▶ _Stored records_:
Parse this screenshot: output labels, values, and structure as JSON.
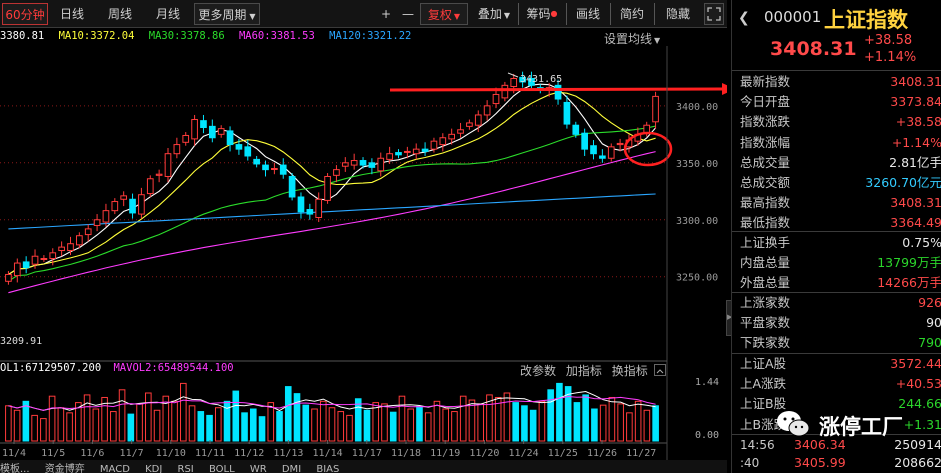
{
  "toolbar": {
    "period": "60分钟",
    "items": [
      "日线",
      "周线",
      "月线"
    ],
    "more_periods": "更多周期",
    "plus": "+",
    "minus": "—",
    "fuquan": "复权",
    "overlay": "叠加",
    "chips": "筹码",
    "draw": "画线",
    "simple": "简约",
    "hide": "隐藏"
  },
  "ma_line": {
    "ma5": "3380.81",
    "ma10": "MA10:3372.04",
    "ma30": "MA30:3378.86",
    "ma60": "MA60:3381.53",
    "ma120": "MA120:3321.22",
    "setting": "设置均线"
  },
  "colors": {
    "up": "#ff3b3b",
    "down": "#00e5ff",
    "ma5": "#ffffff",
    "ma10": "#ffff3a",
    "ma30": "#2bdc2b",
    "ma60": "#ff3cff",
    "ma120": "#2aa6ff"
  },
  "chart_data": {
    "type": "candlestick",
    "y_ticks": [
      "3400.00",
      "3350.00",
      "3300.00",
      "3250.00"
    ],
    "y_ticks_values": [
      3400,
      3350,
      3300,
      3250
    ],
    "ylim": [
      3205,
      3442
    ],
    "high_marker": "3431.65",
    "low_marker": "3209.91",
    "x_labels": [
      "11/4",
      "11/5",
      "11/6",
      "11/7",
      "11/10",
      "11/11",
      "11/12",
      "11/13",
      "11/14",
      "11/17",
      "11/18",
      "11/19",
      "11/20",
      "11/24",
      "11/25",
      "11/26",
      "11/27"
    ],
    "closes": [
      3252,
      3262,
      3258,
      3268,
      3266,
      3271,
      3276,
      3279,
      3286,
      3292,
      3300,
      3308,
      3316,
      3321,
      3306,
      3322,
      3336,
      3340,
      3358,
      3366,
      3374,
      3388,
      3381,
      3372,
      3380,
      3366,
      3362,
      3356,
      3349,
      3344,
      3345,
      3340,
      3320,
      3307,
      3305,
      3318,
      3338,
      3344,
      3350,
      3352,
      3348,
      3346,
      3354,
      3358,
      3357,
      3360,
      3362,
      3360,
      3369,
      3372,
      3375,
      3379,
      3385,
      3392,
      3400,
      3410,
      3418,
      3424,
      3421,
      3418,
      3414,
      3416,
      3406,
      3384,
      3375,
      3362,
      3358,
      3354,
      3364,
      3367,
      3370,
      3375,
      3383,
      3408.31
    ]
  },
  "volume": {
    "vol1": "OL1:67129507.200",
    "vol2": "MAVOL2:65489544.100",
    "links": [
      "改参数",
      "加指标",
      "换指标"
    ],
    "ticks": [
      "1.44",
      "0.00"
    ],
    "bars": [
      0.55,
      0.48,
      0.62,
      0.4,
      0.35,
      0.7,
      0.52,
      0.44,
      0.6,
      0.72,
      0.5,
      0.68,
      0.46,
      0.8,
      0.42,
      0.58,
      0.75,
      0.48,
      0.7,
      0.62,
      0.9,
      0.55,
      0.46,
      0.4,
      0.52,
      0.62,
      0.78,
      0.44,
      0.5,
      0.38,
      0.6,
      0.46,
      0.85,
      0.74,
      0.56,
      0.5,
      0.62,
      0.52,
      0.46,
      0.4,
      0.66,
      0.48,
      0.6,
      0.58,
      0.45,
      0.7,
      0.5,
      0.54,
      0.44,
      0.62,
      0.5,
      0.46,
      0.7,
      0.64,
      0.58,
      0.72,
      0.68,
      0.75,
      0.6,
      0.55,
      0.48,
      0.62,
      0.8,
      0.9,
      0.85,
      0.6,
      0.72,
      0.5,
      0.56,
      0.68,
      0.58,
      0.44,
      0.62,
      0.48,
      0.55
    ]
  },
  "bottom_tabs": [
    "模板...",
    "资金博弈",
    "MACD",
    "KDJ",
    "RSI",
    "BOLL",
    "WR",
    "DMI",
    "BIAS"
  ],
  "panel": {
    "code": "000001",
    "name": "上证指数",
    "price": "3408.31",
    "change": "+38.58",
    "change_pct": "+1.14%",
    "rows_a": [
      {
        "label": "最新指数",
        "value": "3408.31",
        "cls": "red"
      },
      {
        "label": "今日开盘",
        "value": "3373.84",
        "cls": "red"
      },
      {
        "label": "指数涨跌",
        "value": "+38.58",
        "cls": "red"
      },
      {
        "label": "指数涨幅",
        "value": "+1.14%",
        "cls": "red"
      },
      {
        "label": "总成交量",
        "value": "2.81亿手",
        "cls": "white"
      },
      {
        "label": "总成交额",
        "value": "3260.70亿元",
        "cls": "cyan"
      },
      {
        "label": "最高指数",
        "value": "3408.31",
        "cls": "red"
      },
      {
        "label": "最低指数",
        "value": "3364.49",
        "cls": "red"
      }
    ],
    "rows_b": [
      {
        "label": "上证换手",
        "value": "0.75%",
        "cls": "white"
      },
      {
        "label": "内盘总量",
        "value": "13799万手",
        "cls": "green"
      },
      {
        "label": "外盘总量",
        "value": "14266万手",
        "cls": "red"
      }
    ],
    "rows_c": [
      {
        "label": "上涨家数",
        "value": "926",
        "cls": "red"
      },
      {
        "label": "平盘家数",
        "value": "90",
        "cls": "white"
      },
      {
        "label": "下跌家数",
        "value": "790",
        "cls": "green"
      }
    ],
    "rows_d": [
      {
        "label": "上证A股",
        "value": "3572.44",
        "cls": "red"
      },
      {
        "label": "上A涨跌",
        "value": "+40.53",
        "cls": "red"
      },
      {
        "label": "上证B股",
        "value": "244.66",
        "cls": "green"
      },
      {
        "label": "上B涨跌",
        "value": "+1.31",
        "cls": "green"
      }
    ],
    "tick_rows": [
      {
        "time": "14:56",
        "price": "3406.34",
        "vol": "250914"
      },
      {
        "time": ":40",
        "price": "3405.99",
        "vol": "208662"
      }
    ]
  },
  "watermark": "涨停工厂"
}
* * *
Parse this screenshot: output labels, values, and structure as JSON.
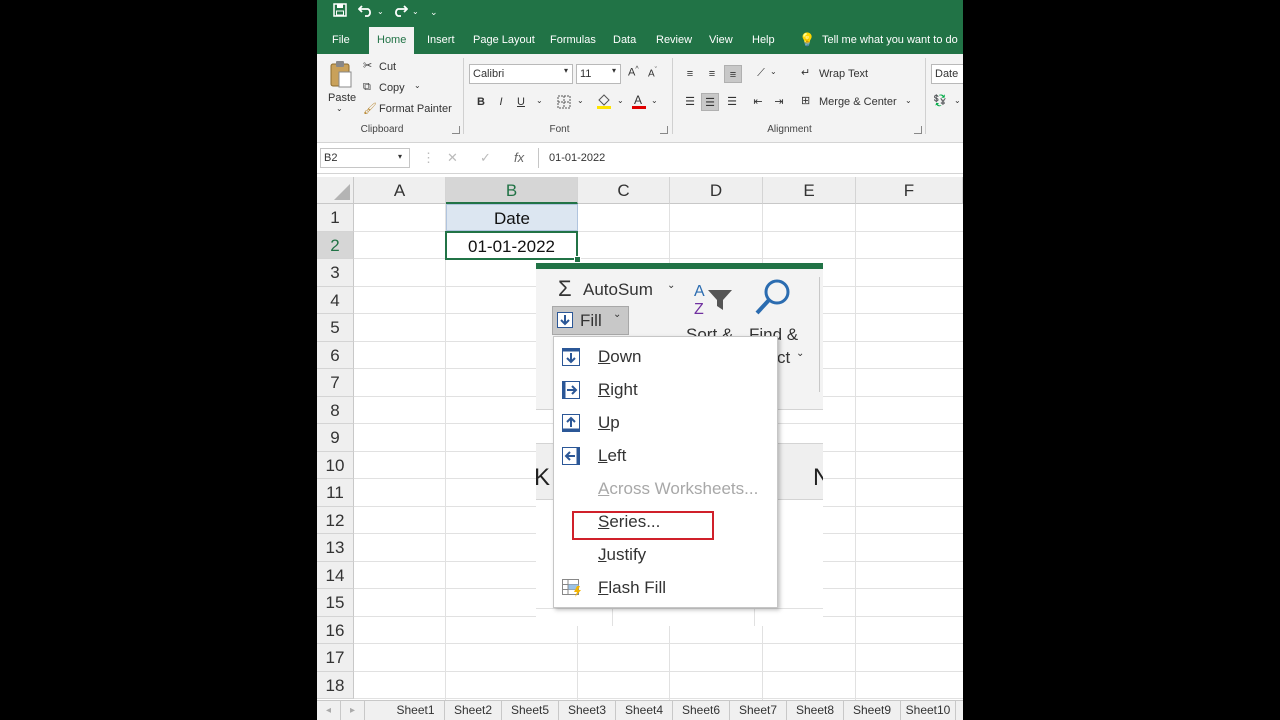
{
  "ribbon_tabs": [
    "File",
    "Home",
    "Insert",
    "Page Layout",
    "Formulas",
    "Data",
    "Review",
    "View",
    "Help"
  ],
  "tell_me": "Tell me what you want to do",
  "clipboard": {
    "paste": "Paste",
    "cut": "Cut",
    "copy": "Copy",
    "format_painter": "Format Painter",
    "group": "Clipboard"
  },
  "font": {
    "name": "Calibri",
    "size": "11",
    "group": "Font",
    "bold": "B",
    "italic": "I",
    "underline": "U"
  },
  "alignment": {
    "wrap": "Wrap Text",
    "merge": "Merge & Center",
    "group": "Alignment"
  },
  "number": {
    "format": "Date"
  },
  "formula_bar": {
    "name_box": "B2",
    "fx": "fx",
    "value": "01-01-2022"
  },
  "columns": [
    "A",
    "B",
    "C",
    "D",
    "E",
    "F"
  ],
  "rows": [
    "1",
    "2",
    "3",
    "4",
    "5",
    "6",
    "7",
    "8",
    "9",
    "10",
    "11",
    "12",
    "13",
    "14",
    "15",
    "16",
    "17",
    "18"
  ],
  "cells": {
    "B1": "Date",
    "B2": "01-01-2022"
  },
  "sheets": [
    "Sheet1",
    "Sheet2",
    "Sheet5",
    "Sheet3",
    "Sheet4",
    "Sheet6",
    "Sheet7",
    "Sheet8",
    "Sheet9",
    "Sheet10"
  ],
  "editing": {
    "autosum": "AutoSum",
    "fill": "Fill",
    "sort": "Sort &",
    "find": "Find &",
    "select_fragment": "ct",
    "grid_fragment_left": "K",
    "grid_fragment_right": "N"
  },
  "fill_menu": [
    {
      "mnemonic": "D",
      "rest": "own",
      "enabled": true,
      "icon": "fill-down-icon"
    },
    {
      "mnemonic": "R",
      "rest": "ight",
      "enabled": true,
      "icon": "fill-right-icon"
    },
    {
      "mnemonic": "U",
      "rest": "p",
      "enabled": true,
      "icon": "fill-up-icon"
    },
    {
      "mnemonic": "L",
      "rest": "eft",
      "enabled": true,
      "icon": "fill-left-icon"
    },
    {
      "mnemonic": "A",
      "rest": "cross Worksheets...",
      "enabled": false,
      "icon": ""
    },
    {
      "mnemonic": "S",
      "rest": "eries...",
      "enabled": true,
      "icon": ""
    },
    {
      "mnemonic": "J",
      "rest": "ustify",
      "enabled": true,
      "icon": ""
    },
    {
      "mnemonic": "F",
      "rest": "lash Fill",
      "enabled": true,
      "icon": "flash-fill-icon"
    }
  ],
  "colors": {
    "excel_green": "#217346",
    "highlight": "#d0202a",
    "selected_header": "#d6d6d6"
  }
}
---
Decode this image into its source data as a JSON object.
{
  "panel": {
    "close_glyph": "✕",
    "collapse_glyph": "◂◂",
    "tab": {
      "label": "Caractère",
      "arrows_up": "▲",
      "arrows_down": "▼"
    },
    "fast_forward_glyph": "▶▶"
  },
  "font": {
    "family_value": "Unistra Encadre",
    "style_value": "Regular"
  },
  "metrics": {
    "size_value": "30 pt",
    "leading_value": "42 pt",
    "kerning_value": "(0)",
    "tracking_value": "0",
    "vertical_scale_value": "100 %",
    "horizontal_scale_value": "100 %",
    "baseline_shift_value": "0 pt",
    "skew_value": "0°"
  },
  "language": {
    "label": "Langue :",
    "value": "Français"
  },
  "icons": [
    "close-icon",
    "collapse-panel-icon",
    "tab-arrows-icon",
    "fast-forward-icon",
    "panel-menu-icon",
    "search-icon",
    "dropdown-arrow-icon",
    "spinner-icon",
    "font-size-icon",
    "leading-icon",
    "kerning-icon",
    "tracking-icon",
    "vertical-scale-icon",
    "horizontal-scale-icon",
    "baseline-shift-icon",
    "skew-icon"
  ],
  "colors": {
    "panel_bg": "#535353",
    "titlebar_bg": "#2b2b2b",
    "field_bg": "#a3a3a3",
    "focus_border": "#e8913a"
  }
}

▶ _Task prompt_: Provide the number of lines in the data above that contain the string "group", and nothing else.

▶ _Result of the task_: 3